(WHAT TO WORK ON): Gather each line containing the string "pulmonaire" from these entries.

[Extracted data entries]
>>>>

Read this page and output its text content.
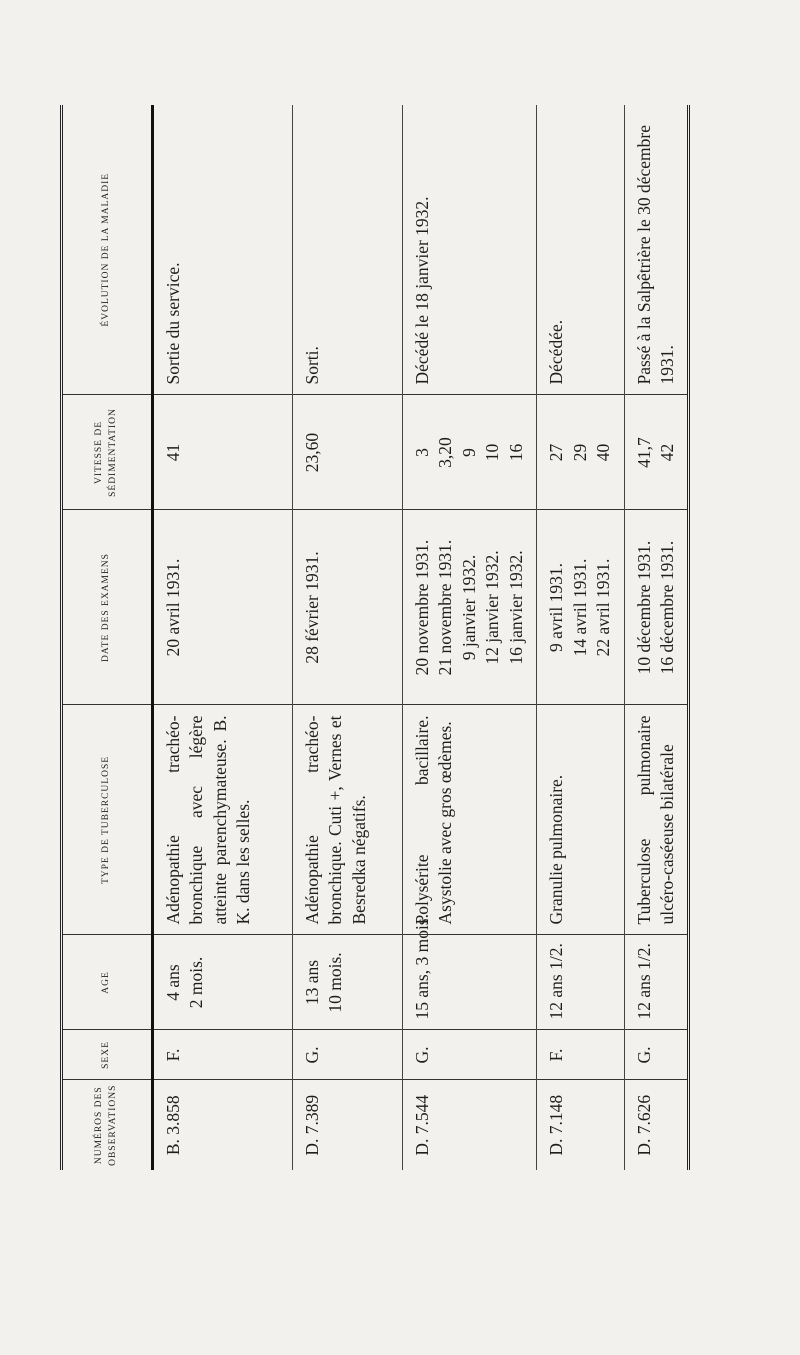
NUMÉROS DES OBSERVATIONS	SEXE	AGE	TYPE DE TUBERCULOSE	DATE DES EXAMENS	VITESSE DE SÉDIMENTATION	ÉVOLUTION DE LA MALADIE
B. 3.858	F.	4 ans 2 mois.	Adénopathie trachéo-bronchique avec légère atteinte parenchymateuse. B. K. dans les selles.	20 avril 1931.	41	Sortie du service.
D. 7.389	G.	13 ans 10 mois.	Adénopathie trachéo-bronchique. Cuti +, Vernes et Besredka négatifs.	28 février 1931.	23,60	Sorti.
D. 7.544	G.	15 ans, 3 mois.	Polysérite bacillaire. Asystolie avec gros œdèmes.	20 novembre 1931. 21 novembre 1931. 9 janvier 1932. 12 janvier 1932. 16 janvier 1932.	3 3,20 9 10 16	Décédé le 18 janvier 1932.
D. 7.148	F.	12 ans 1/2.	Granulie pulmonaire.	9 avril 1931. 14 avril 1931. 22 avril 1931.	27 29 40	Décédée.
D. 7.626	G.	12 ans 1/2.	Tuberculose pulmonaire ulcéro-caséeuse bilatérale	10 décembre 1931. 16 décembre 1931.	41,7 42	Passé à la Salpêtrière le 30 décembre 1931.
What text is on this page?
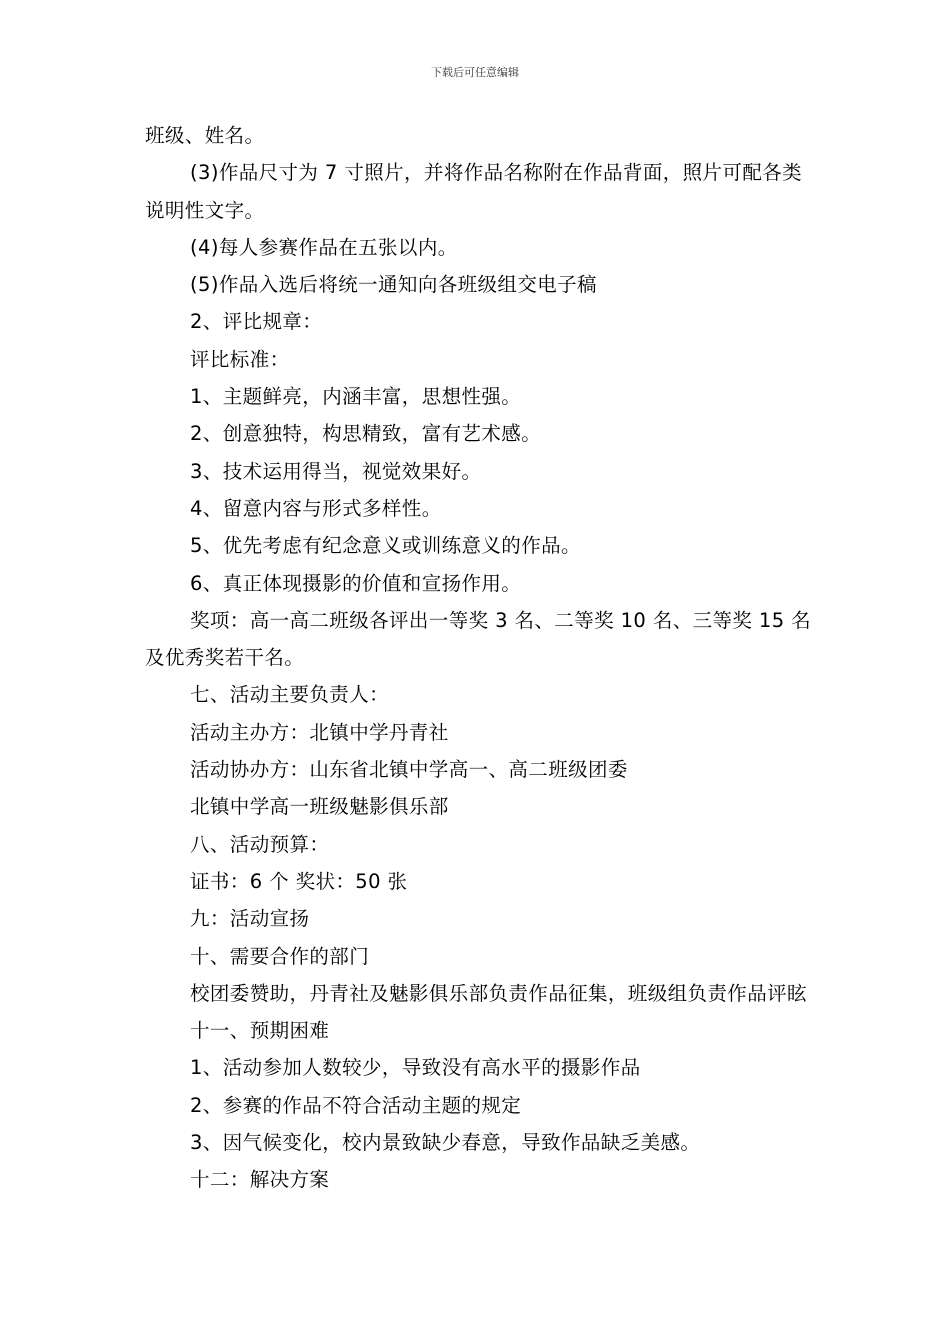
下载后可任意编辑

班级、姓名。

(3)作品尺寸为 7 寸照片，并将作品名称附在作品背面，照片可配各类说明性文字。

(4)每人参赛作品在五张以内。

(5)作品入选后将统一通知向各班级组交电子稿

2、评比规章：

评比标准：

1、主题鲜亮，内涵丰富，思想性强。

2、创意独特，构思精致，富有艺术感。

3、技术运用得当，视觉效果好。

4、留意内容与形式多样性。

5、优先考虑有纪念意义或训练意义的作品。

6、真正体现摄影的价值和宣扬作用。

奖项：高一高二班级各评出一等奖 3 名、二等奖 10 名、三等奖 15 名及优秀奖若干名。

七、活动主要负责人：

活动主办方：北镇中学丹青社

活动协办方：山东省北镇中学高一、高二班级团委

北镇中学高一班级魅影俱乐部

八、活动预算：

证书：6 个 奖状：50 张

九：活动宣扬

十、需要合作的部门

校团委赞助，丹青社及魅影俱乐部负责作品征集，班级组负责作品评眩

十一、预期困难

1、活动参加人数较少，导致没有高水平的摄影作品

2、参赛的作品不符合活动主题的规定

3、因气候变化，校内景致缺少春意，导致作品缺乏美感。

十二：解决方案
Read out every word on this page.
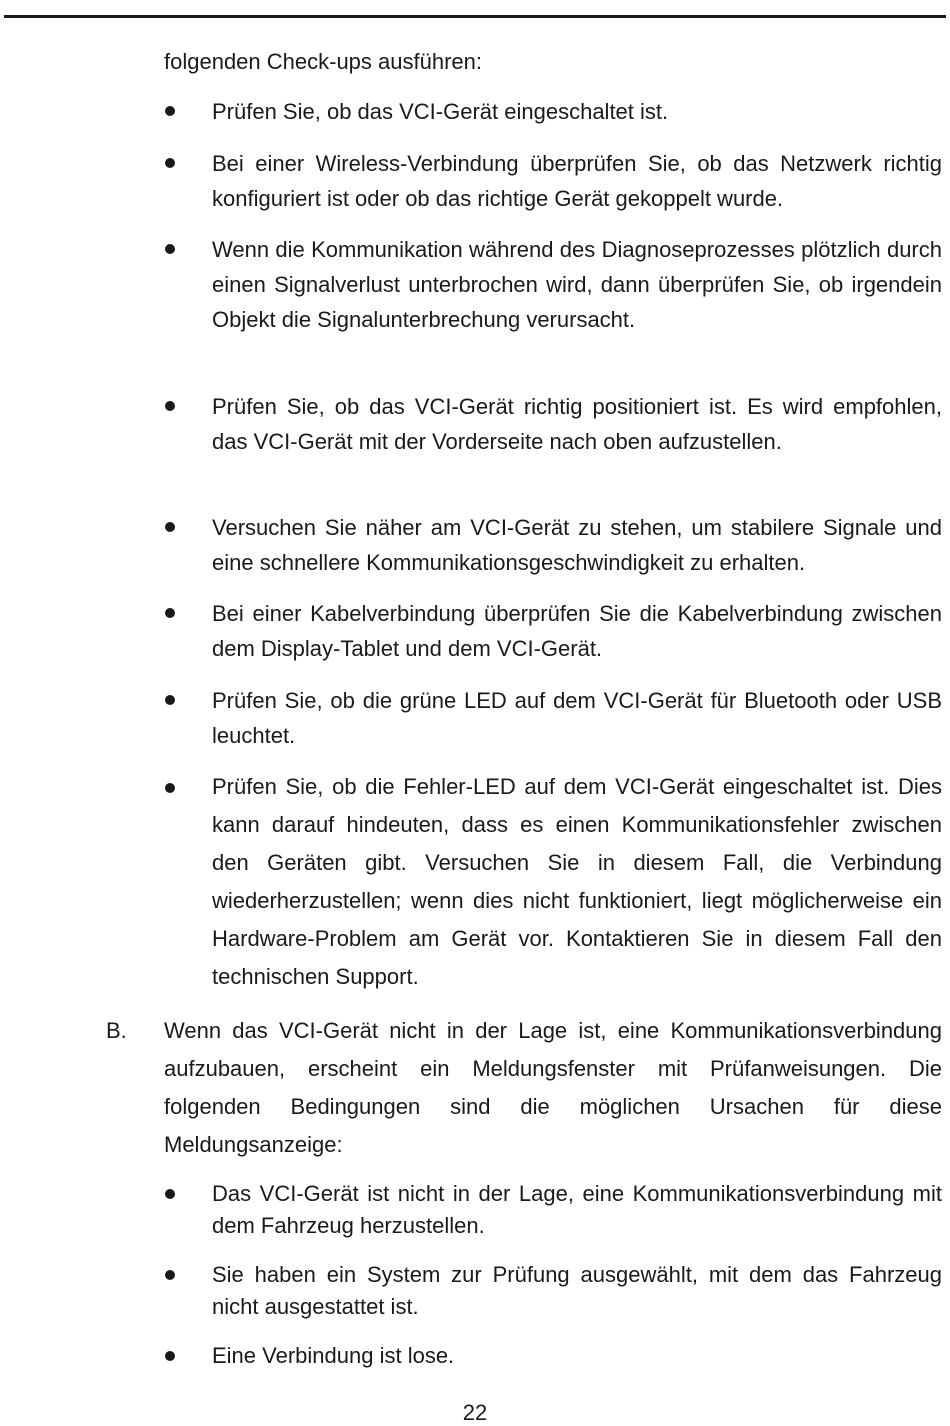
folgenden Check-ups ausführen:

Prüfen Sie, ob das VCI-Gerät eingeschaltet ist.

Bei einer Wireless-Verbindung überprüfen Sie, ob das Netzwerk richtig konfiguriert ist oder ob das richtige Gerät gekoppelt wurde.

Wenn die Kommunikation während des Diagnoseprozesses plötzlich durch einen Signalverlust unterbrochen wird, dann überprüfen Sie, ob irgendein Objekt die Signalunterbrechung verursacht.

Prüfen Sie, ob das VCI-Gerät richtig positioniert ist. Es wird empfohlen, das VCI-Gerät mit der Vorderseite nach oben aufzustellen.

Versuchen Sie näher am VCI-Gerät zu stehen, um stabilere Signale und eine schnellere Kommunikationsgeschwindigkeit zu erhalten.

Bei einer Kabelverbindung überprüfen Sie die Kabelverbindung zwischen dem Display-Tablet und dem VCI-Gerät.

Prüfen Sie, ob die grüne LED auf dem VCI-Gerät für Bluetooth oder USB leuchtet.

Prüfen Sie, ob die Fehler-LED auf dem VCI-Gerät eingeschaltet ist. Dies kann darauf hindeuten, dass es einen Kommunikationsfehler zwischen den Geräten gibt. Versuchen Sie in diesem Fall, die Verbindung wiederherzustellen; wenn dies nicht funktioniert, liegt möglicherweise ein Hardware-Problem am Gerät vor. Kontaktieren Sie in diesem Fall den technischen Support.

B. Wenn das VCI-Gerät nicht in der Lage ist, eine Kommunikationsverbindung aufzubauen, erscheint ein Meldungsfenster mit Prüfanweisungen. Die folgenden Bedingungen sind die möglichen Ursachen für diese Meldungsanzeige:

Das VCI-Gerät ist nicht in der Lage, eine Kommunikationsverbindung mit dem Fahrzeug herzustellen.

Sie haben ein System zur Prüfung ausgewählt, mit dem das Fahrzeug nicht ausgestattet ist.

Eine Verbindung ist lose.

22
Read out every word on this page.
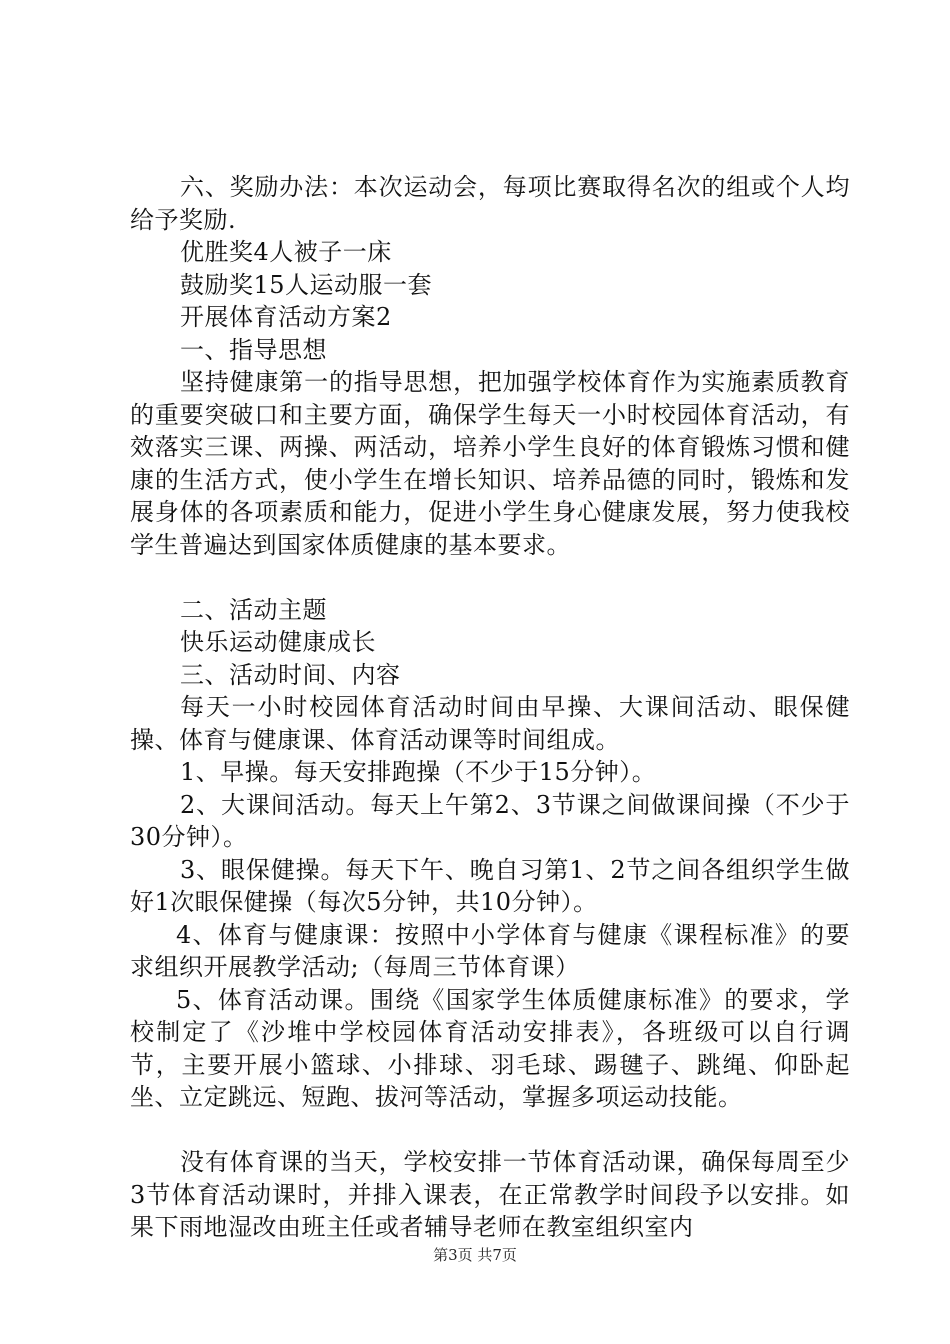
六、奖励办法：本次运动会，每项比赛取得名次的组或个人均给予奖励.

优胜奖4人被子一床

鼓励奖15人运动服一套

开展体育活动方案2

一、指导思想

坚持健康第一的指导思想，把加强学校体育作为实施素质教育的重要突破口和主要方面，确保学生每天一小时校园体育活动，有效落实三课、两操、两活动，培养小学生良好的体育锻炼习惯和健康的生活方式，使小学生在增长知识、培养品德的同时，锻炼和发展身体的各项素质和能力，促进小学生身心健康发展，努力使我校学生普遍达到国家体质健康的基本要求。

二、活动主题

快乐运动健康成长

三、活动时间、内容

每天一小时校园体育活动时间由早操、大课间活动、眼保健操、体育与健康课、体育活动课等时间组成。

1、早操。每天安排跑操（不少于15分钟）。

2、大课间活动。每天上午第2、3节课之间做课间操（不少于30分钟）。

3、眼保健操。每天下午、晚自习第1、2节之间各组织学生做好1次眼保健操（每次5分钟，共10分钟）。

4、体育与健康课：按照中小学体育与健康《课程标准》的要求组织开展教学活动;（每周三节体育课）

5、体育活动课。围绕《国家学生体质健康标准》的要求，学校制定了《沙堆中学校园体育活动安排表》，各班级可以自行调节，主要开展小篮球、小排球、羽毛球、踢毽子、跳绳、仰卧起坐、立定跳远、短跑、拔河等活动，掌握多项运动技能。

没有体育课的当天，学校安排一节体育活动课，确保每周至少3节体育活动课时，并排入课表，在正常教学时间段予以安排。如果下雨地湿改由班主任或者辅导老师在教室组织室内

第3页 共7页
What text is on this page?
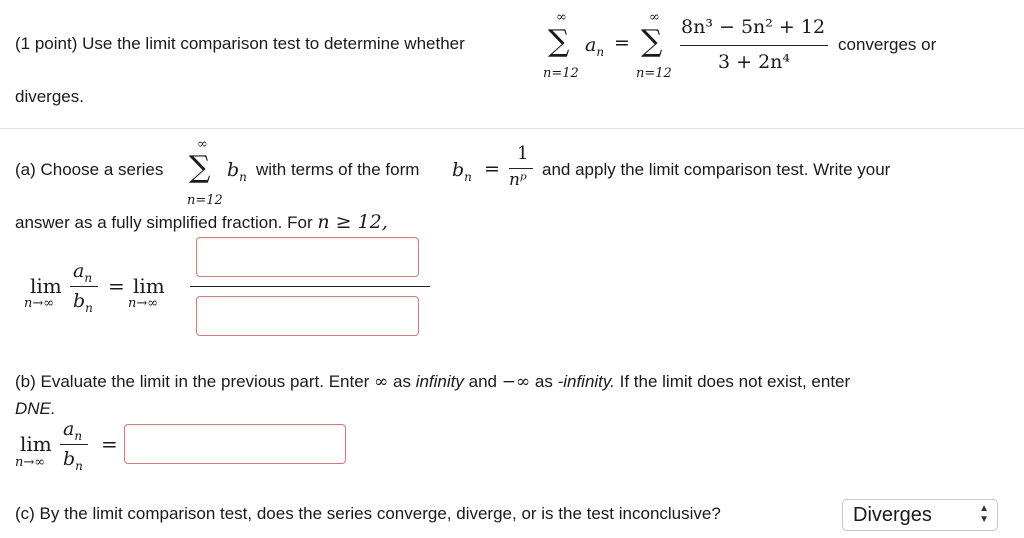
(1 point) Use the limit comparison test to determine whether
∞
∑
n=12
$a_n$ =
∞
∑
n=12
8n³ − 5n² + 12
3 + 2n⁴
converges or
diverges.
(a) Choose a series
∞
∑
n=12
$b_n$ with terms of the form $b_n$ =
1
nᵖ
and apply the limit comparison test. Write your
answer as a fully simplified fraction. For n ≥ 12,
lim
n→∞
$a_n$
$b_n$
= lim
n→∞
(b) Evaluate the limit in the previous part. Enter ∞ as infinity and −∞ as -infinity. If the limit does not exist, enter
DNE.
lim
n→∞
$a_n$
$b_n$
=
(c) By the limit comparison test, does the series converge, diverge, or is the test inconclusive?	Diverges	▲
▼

<<<<

(COMPLETE RESPONSE):
D. 7.148	F.	12 ans 1/2.	Granulie pulmonaire.	9 avril 1931. 14 avril 1931. 22 avril 1931.	27 29 40	Décédée.
D. 7.626	G.	12 ans 1/2.	Tuberculose pulmonaire ulcéro-caséeuse bilatérale	10 décembre 1931. 16 décembre 1931.	41,7 42	Passé à la Salpêtrière le 30 décembre 1931.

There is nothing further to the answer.